Instruction:
Can you transcribe every line exactly and leave the pictures behind?

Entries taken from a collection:

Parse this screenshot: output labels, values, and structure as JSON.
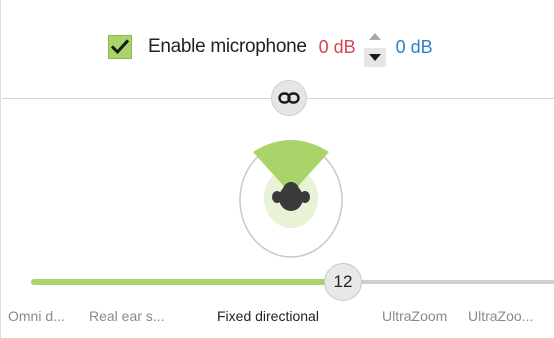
{
  "microphone": {
    "enabled": true,
    "label": "Enable microphone",
    "left_db": "0 dB",
    "right_db": "0 dB"
  },
  "slider": {
    "value": "12",
    "modes": [
      {
        "label": "Omni d...",
        "active": false
      },
      {
        "label": "Real ear s...",
        "active": false
      },
      {
        "label": "Fixed directional",
        "active": true
      },
      {
        "label": "UltraZoom",
        "active": false
      },
      {
        "label": "UltraZoo...",
        "active": false
      }
    ]
  },
  "colors": {
    "accent_green": "#a8d46a",
    "db_left": "#d9434f",
    "db_right": "#2f7fc1"
  },
  "icons": {
    "checkbox": "check-icon",
    "step_up": "triangle-up-icon",
    "step_down": "triangle-down-icon",
    "link": "link-icon",
    "pattern": "directional-pattern-icon"
  }
}
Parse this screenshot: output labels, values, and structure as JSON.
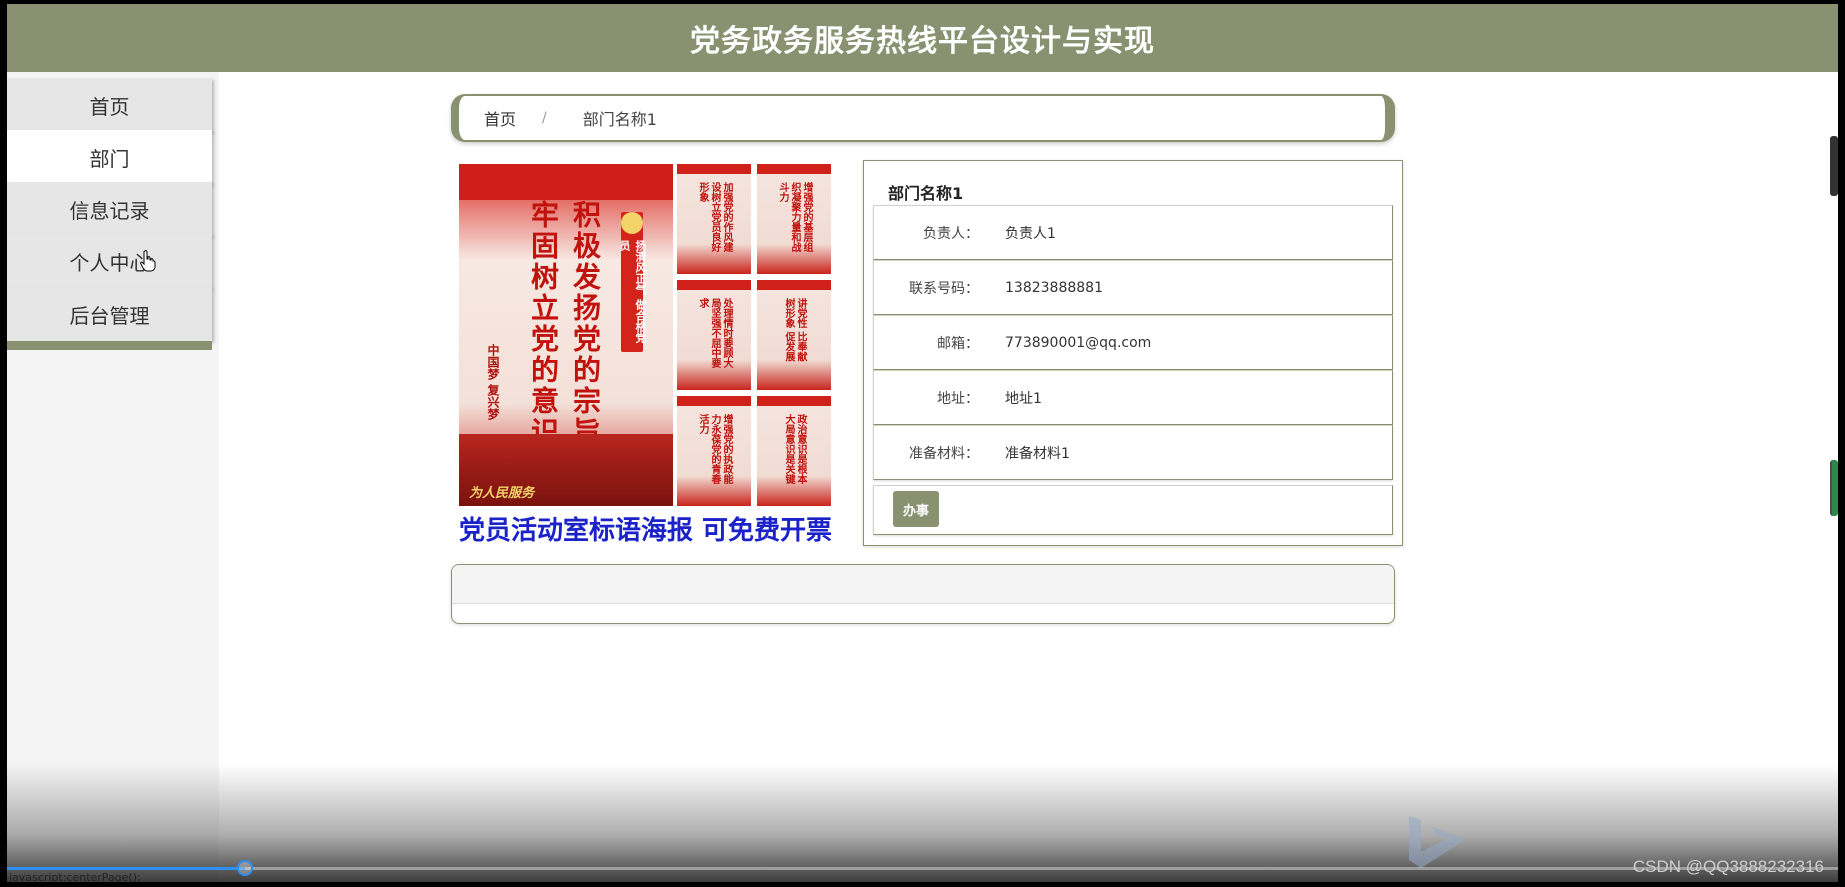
{
  "header": {
    "title": "党务政务服务热线平台设计与实现"
  },
  "sidebar": {
    "items": [
      {
        "label": "首页"
      },
      {
        "label": "部门"
      },
      {
        "label": "信息记录"
      },
      {
        "label": "个人中心"
      },
      {
        "label": "后台管理"
      }
    ],
    "active_index": 1
  },
  "breadcrumb": {
    "home": "首页",
    "separator": "/",
    "current": "部门名称1"
  },
  "poster": {
    "vertical_text_1": "积极发扬党的宗旨",
    "vertical_text_2": "牢固树立党的意识",
    "badge": "扬清风正气 做合格党员",
    "dream": "中国梦 复兴梦",
    "gate_sign": "为人民服务",
    "cards": [
      "加强党的作风建设树立党员良好形象",
      "增强党的基层组织凝聚力量和战斗力",
      "处理情时要顾大局坚强不屈中要求",
      "讲党性 比奉献树形象 促发展",
      "增强党的执政能力永葆党的青春活力",
      "政治意识是根本大局意识是关键"
    ],
    "caption": "党员活动室标语海报 可免费开票"
  },
  "detail": {
    "title": "部门名称1",
    "rows": [
      {
        "label": "负责人：",
        "value": "负责人1"
      },
      {
        "label": "联系号码：",
        "value": "13823888881"
      },
      {
        "label": "邮箱：",
        "value": "773890001@qq.com"
      },
      {
        "label": "地址：",
        "value": "地址1"
      },
      {
        "label": "准备材料：",
        "value": "准备材料1"
      }
    ],
    "action_label": "办事"
  },
  "overlay": {
    "status_text": "javascript:centerPage();",
    "watermark": "CSDN @QQ3888232316",
    "video_progress": 0.13
  },
  "colors": {
    "accent": "#8a9170",
    "caption_blue": "#1a22c8",
    "poster_red": "#c1120d"
  }
}
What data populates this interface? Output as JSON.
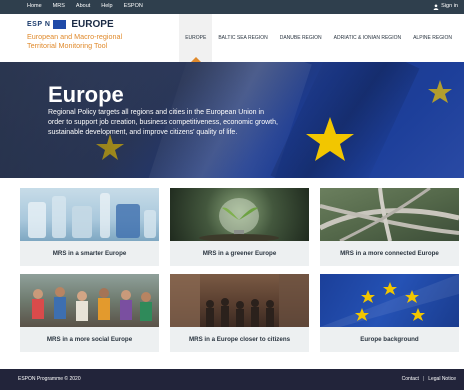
{
  "topbar": {
    "links": [
      "Home",
      "MRS",
      "About",
      "Help",
      "ESPON"
    ],
    "signin": "Sign in"
  },
  "header": {
    "espon_word": "ESP N",
    "title": "EUROPE",
    "subtitle_line1": "European and Macro-regional",
    "subtitle_line2": "Territorial Monitoring Tool"
  },
  "regions": [
    {
      "label": "EUROPE",
      "active": true
    },
    {
      "label": "BALTIC SEA REGION",
      "active": false
    },
    {
      "label": "DANUBE REGION",
      "active": false
    },
    {
      "label": "ADRIATIC & IONIAN REGION",
      "active": false
    },
    {
      "label": "ALPINE REGION",
      "active": false
    }
  ],
  "hero": {
    "title": "Europe",
    "text": "Regional Policy targets all regions and cities in the European Union in order to support job creation, business competitiveness, economic growth, sustainable development, and improve citizens' quality of life."
  },
  "tiles": [
    {
      "label": "MRS in a smarter Europe",
      "icon": "lab-glassware-image"
    },
    {
      "label": "MRS in a greener Europe",
      "icon": "lightbulb-plant-image"
    },
    {
      "label": "MRS in a more connected Europe",
      "icon": "highway-interchange-image"
    },
    {
      "label": "MRS in a more social Europe",
      "icon": "people-group-image"
    },
    {
      "label": "MRS in a Europe closer to citizens",
      "icon": "street-crowd-image"
    },
    {
      "label": "Europe background",
      "icon": "eu-flag-image"
    }
  ],
  "footer": {
    "copyright": "ESPON Programme © 2020",
    "contact": "Contact",
    "separator": "|",
    "legal": "Legal Notice"
  },
  "colors": {
    "topbar": "#2f3f4d",
    "accent": "#e08a2c",
    "footer": "#22243a",
    "tile_bg": "#edf0f1",
    "eu_blue": "#1f4aa8"
  }
}
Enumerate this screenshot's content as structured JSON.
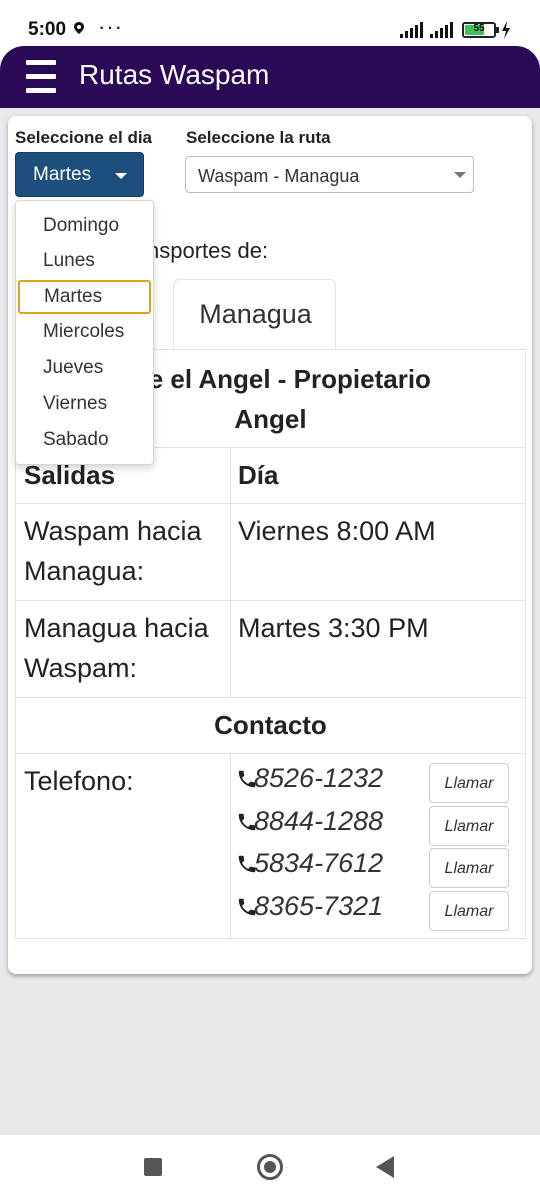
{
  "status_bar": {
    "time": "5:00",
    "dots": "···",
    "battery": "55",
    "icons": [
      "location-pin-icon",
      "signal-icon",
      "battery-icon",
      "charging-icon"
    ]
  },
  "app_bar": {
    "title": "Rutas Waspam",
    "color": "#2a0a57",
    "icons": [
      "menu-icon"
    ]
  },
  "filters": {
    "day_label": "Seleccione el dia",
    "day_selected": "Martes",
    "route_label": "Seleccione la ruta",
    "route_selected": "Waspam - Managua",
    "button_color": "#1d4f7c"
  },
  "day_dropdown": {
    "options": [
      "Domingo",
      "Lunes",
      "Martes",
      "Miercoles",
      "Jueves",
      "Viernes",
      "Sabado"
    ],
    "highlighted": "Martes",
    "highlight_color": "#e3a11c"
  },
  "content": {
    "heading_visible": "nsportes de:",
    "tab_label": "Managua",
    "company_line1": "orte el Angel - Propietario",
    "company_line2": "Angel",
    "schedule_header": {
      "col1": "Salidas",
      "col2": "Día"
    },
    "schedule_rows": [
      {
        "route_line1": "Waspam hacia",
        "route_line2": "Managua:",
        "time": "Viernes 8:00 AM"
      },
      {
        "route_line1": "Managua hacia",
        "route_line2": "Waspam:",
        "time": "Martes 3:30 PM"
      }
    ],
    "contact_header": "Contacto",
    "phone_label": "Telefono:",
    "phones": [
      "8526-1232",
      "8844-1288",
      "5834-7612",
      "8365-7321"
    ],
    "call_label": "Llamar",
    "icons": [
      "phone-icon"
    ]
  },
  "nav_bar": {
    "icons": [
      "recent-apps-icon",
      "home-icon",
      "back-icon"
    ]
  }
}
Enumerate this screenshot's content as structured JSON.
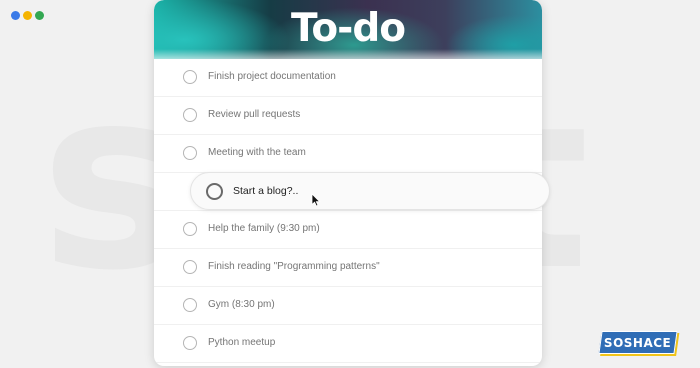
{
  "window_dots": [
    {
      "name": "blue",
      "color": "#3b7be8"
    },
    {
      "name": "yellow",
      "color": "#f5b400"
    },
    {
      "name": "green",
      "color": "#33a852"
    }
  ],
  "header": {
    "title": "To-do"
  },
  "tasks": [
    {
      "label": "Finish project documentation",
      "checked": false
    },
    {
      "label": "Review pull requests",
      "checked": false
    },
    {
      "label": "Meeting with the team",
      "checked": false
    },
    {
      "label": "Help the family (9:30 pm)",
      "checked": false
    },
    {
      "label": "Finish reading \"Programming patterns\"",
      "checked": false
    },
    {
      "label": "Gym (8:30 pm)",
      "checked": false
    },
    {
      "label": "Python meetup",
      "checked": false
    }
  ],
  "active_task": {
    "label": "Start a blog?..",
    "checked": false
  },
  "brand": {
    "logo_text": "SOSHACE",
    "primary_color": "#2f6db6",
    "accent_color": "#f0c419"
  }
}
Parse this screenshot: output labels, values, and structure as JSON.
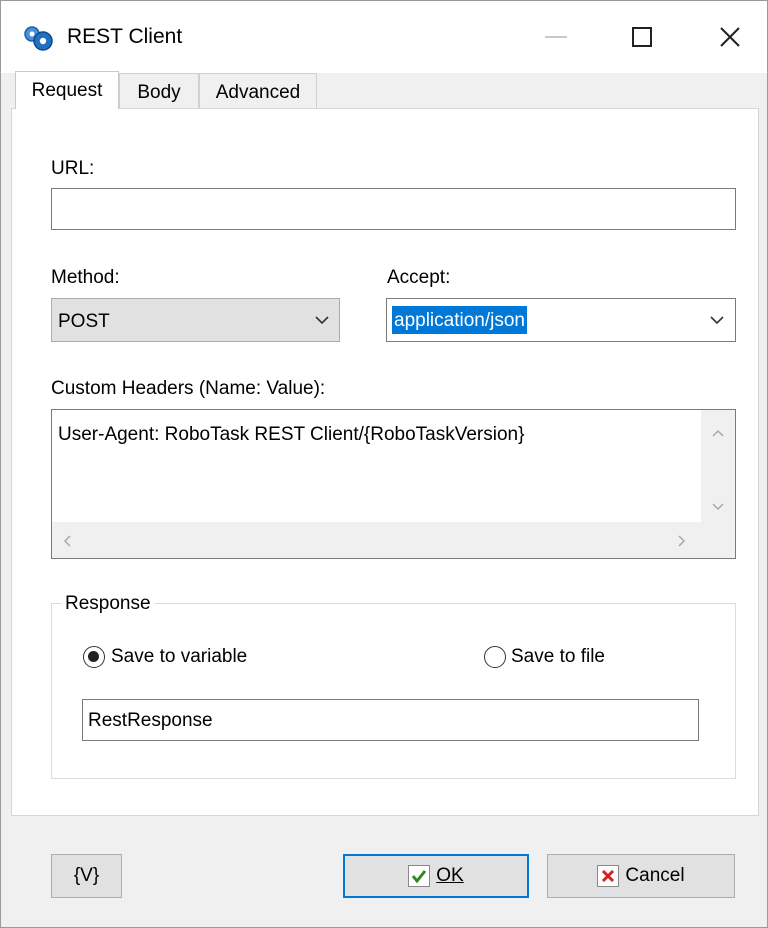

Output:
Parse this screenshot: output labels, values, and structure as JSON.
{
  "microphone": {
    "enabled": true,
    "label": "Enable microphone",
    "left_db": "0 dB",
    "right_db": "0 dB"
  },
  "slider": {
    "value": "12",
    "modes": [
      {
        "label": "Omni d...",
        "active": false
      },
      {
        "label": "Real ear s...",
        "active": false
      },
      {
        "label": "Fixed directional",
        "active": true
      },
      {
        "label": "UltraZoom",
        "active": false
      },
      {
        "label": "UltraZoo...",
        "active": false
      }
    ]
  },
  "colors": {
    "accent_green": "#a8d46a",
    "db_left": "#d9434f",
    "db_right": "#2f7fc1"
  },
  "icons": {
    "checkbox": "check-icon",
    "step_up": "triangle-up-icon",
    "step_down": "triangle-down-icon",
    "link": "link-icon",
    "pattern": "directional-pattern-icon"
  }
}
Parse this screenshot: output labels, values, and structure as JSON.
{
  "header": {
    "title": "党务政务服务热线平台设计与实现"
  },
  "sidebar": {
    "items": [
      {
        "label": "首页"
      },
      {
        "label": "部门"
      },
      {
        "label": "信息记录"
      },
      {
        "label": "个人中心"
      },
      {
        "label": "后台管理"
      }
    ],
    "active_index": 1
  },
  "breadcrumb": {
    "home": "首页",
    "separator": "/",
    "current": "部门名称1"
  },
  "poster": {
    "vertical_text_1": "积极发扬党的宗旨",
    "vertical_text_2": "牢固树立党的意识",
    "badge": "扬清风正气 做合格党员",
    "dream": "中国梦 复兴梦",
    "gate_sign": "为人民服务",
    "cards": [
      "加强党的作风建设树立党员良好形象",
      "增强党的基层组织凝聚力量和战斗力",
      "处理情时要顾大局坚强不屈中要求",
      "讲党性 比奉献树形象 促发展",
      "增强党的执政能力永葆党的青春活力",
      "政治意识是根本大局意识是关键"
    ],
    "caption": "党员活动室标语海报 可免费开票"
  },
  "detail": {
    "title": "部门名称1",
    "rows": [
      {
        "label": "负责人：",
        "value": "负责人1"
      },
      {
        "label": "联系号码：",
        "value": "13823888881"
      },
      {
        "label": "邮箱：",
        "value": "773890001@qq.com"
      },
      {
        "label": "地址：",
        "value": "地址1"
      },
      {
        "label": "准备材料：",
        "value": "准备材料1"
      }
    ],
    "action_label": "办事"
  },
  "overlay": {
    "status_text": "javascript:centerPage();",
    "watermark": "CSDN @QQ3888232316",
    "video_progress": 0.13
  },
  "colors": {
    "accent": "#8a9170",
    "caption_blue": "#1a22c8",
    "poster_red": "#c1120d"
  }
}
What data populates this interface? Output as JSON.
{
  "topbar": {
    "links": [
      "Home",
      "MRS",
      "About",
      "Help",
      "ESPON"
    ],
    "signin": "Sign in"
  },
  "header": {
    "espon_word": "ESP N",
    "title": "EUROPE",
    "subtitle_line1": "European and Macro-regional",
    "subtitle_line2": "Territorial Monitoring Tool"
  },
  "regions": [
    {
      "label": "EUROPE",
      "active": true
    },
    {
      "label": "BALTIC SEA REGION",
      "active": false
    },
    {
      "label": "DANUBE REGION",
      "active": false
    },
    {
      "label": "ADRIATIC & IONIAN REGION",
      "active": false
    },
    {
      "label": "ALPINE REGION",
      "active": false
    }
  ],
  "hero": {
    "title": "Europe",
    "text": "Regional Policy targets all regions and cities in the European Union in order to support job creation, business competitiveness, economic growth, sustainable development, and improve citizens' quality of life."
  },
  "tiles": [
    {
      "label": "MRS in a smarter Europe",
      "icon": "lab-glassware-image"
    },
    {
      "label": "MRS in a greener Europe",
      "icon": "lightbulb-plant-image"
    },
    {
      "label": "MRS in a more connected Europe",
      "icon": "highway-interchange-image"
    },
    {
      "label": "MRS in a more social Europe",
      "icon": "people-group-image"
    },
    {
      "label": "MRS in a Europe closer to citizens",
      "icon": "street-crowd-image"
    },
    {
      "label": "Europe background",
      "icon": "eu-flag-image"
    }
  ],
  "footer": {
    "copyright": "ESPON Programme © 2020",
    "contact": "Contact",
    "separator": "|",
    "legal": "Legal Notice"
  },
  "colors": {
    "topbar": "#2f3f4d",
    "accent": "#e08a2c",
    "footer": "#22243a",
    "tile_bg": "#edf0f1",
    "eu_blue": "#1f4aa8"
  }
}
Enumerate this screenshot's content as structured JSON.
{
  "status_bar": {
    "time": "5:00",
    "dots": "···",
    "battery": "55",
    "icons": [
      "location-pin-icon",
      "signal-icon",
      "battery-icon",
      "charging-icon"
    ]
  },
  "app_bar": {
    "title": "Rutas Waspam",
    "color": "#2a0a57",
    "icons": [
      "menu-icon"
    ]
  },
  "filters": {
    "day_label": "Seleccione el dia",
    "day_selected": "Martes",
    "route_label": "Seleccione la ruta",
    "route_selected": "Waspam - Managua",
    "button_color": "#1d4f7c"
  },
  "day_dropdown": {
    "options": [
      "Domingo",
      "Lunes",
      "Martes",
      "Miercoles",
      "Jueves",
      "Viernes",
      "Sabado"
    ],
    "highlighted": "Martes",
    "highlight_color": "#e3a11c"
  },
  "content": {
    "heading_visible": "nsportes de:",
    "tab_label": "Managua",
    "company_line1": "orte el Angel - Propietario",
    "company_line2": "Angel",
    "schedule_header": {
      "col1": "Salidas",
      "col2": "Día"
    },
    "schedule_rows": [
      {
        "route_line1": "Waspam hacia",
        "route_line2": "Managua:",
        "time": "Viernes 8:00 AM"
      },
      {
        "route_line1": "Managua hacia",
        "route_line2": "Waspam:",
        "time": "Martes 3:30 PM"
      }
    ],
    "contact_header": "Contacto",
    "phone_label": "Telefono:",
    "phones": [
      "8526-1232",
      "8844-1288",
      "5834-7612",
      "8365-7321"
    ],
    "call_label": "Llamar",
    "icons": [
      "phone-icon"
    ]
  },
  "nav_bar": {
    "icons": [
      "recent-apps-icon",
      "home-icon",
      "back-icon"
    ]
  }
}
Enumerate this screenshot's content as structured JSON.
{
  "window_dots": [
    {
      "name": "blue",
      "color": "#3b7be8"
    },
    {
      "name": "yellow",
      "color": "#f5b400"
    },
    {
      "name": "green",
      "color": "#33a852"
    }
  ],
  "header": {
    "title": "To-do"
  },
  "tasks": [
    {
      "label": "Finish project documentation",
      "checked": false
    },
    {
      "label": "Review pull requests",
      "checked": false
    },
    {
      "label": "Meeting with the team",
      "checked": false
    },
    {
      "label": "Help the family (9:30 pm)",
      "checked": false
    },
    {
      "label": "Finish reading \"Programming patterns\"",
      "checked": false
    },
    {
      "label": "Gym (8:30 pm)",
      "checked": false
    },
    {
      "label": "Python meetup",
      "checked": false
    }
  ],
  "active_task": {
    "label": "Start a blog?..",
    "checked": false
  },
  "brand": {
    "logo_text": "SOSHACE",
    "primary_color": "#2f6db6",
    "accent_color": "#f0c419"
  }
}
Parse this screenshot: output labels, values, and structure as JSON.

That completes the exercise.